[[ Provided passage open ]]

Corneal dystrophies are inherited conditions that cause variable findings according to the anatomic layer affected. They are bilateral and largely autosomal dominant, with variable penetrance.

Superficial corneal dystrophies include map-dot-fingerprint dystrophy (Cogan’s microcystic dystrophy). Abnormalities in the corneal epithelium cause changes in the epithelium basement membrane that manifest as fine map, dot, or fingerprint lines on slitlamp examination of the cornea. Patients with this condition may be asymptomatic, but spontaneous episodes of recurrent corneal erosion can occur. Conservative treatment includes topical lubricants, hypertonic saline drops or ointment, and bandage contact lenses. If these measures do not help the epithelium adhere to its underlying basement membrane, paradoxically, debridement to the epithelium in the involved area may help achieve stability. Anterior stromal puncture is gaining acceptance. This procedure uses a fine needle to make small puncture marks just beyond Bowman’s membrane, into the corneal stroma. These small scars allow the overlying epithelium to achieve better adhesion to its basement membrane. Even when the punctures are made within the visual axis, visual deficits are rare, although patients may complain of changes in the quality of their vision.

Many corneal stromal dystrophies occur, but the three classic ones are granular, lattice, and macular. Granular dystrophy is characterized by deposits of hyaline material into the corneal stroma. These deposits produce a “bread crumb” appearance, with intervening clear areas of cornea. This condition progresses slowly and leads to a gradual worsening of vision. Symptoms often do not start until midlife. Treatment with penetrating keratoplasty offers a good prognosis. Lattice dystrophy results from amyloid deposits within the corneal stroma. These deposits give the appearance of fine, refractile lines that form a web. This pattern is often best seen in retroillumination (slitlamp technique). Recurrent erosions are common and may lead to stromal haze and decreased vision. The treatment of choice is penetrating keratoplasty. Recurrences of lattice dystrophy in the corneal graft are common, but may take years to develop (Fig. 9-8). Macular dystrophy is usually more severe than granular or lattice dystrophy. Unlike the other types, macular dystrophy has an autosomal recessive inheritance pattern. Mucopolysaccharide deposits tend to spread diffusely through the corneal stroma, leading to decreased vision at an early age. These deposits reach the periphery, with no clear cornea between them. Penetrating keratoplasty is performed to improve vision.

[[ Provided passage closed ]]
[[ Extracted entries open ]]

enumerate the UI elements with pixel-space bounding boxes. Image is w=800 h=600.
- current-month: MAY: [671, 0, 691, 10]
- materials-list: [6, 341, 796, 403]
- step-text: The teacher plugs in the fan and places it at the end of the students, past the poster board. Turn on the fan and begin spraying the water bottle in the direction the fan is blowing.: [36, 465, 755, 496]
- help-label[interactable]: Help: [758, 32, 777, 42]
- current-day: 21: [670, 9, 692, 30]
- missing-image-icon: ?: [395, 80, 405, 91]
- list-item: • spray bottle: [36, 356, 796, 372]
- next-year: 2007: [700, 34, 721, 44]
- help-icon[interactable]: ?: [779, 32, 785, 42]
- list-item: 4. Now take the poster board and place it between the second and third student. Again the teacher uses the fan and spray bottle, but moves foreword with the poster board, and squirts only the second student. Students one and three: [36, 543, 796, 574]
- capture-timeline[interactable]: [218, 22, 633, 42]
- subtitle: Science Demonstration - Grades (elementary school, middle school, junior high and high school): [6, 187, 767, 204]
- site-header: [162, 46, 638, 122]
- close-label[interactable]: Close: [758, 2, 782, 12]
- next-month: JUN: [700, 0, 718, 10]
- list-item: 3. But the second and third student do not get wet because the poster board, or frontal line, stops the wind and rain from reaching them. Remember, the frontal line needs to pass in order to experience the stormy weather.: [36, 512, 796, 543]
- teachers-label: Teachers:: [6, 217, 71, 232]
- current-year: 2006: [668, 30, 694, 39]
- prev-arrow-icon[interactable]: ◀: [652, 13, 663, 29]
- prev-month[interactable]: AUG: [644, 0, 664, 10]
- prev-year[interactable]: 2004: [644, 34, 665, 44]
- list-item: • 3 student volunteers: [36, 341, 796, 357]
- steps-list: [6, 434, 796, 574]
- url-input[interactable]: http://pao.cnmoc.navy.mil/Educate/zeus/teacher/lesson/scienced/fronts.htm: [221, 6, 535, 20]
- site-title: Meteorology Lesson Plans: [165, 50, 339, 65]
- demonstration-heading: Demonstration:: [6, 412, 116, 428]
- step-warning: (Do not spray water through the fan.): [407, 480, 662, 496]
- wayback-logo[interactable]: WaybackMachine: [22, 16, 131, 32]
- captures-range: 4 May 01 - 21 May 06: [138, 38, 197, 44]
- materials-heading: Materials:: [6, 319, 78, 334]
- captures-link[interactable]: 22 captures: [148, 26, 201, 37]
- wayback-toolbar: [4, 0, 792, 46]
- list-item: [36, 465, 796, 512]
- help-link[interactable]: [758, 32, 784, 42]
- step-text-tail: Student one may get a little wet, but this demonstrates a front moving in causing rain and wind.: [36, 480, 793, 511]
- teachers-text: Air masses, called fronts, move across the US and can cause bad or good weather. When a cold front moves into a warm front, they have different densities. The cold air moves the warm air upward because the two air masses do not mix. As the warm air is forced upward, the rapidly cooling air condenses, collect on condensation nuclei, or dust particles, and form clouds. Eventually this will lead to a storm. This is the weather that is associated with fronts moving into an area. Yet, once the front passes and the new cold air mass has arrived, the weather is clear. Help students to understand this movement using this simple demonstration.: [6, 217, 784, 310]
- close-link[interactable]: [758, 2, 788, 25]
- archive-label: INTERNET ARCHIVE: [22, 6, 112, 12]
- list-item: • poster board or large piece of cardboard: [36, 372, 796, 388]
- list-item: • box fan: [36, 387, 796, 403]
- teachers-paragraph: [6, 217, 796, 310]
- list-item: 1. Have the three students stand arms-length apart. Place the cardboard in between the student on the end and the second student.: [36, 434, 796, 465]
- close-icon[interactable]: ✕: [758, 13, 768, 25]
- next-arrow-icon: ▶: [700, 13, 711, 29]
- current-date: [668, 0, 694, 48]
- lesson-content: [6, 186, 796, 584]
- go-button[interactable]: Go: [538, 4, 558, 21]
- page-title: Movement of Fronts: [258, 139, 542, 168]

[[ Extracted entries closed ]]

> [Assigned task 1]: List every corneal dystrophy the corneal dystrophy text names.
> [Assigned task 2]:
Say whether each statement agrees with the corneal dystrophy text. Answer yes or no and quote the words that decide it.
(a) Macular dystrophy is inherited in an autosomal dominant pattern.
(b) Lattice dystrophy results from amyloid deposits in the corneal stroma.
(c) Symptoms of granular dystrophy often begin in childhood.
> [Assigned task 3]: Write out the part of the corneal dystrophy text starting with "Corneal dystrophies are" and going on through "with variable penetrance.".
The entries are separate material and have no connection to the corneal dystrophy text.

> [Exercise result 1]:
- Map-dot-fingerprint dystrophy (Cogan's microcystic dystrophy)
- Granular dystrophy
- Lattice dystrophy
- Macular dystrophy

> [Exercise result 2]:
(a) No: "Unlike the other types, macular dystrophy has an autosomal recessive inheritance pattern."
(b) Yes: "Lattice dystrophy results from amyloid deposits within the corneal stroma."
(c) No: "Symptoms often do not start until midlife."

> [Exercise result 3]:
Corneal dystrophies are inherited conditions that cause variable findings according to the anatomic layer affected. They are bilateral and largely autosomal dominant, with variable penetrance.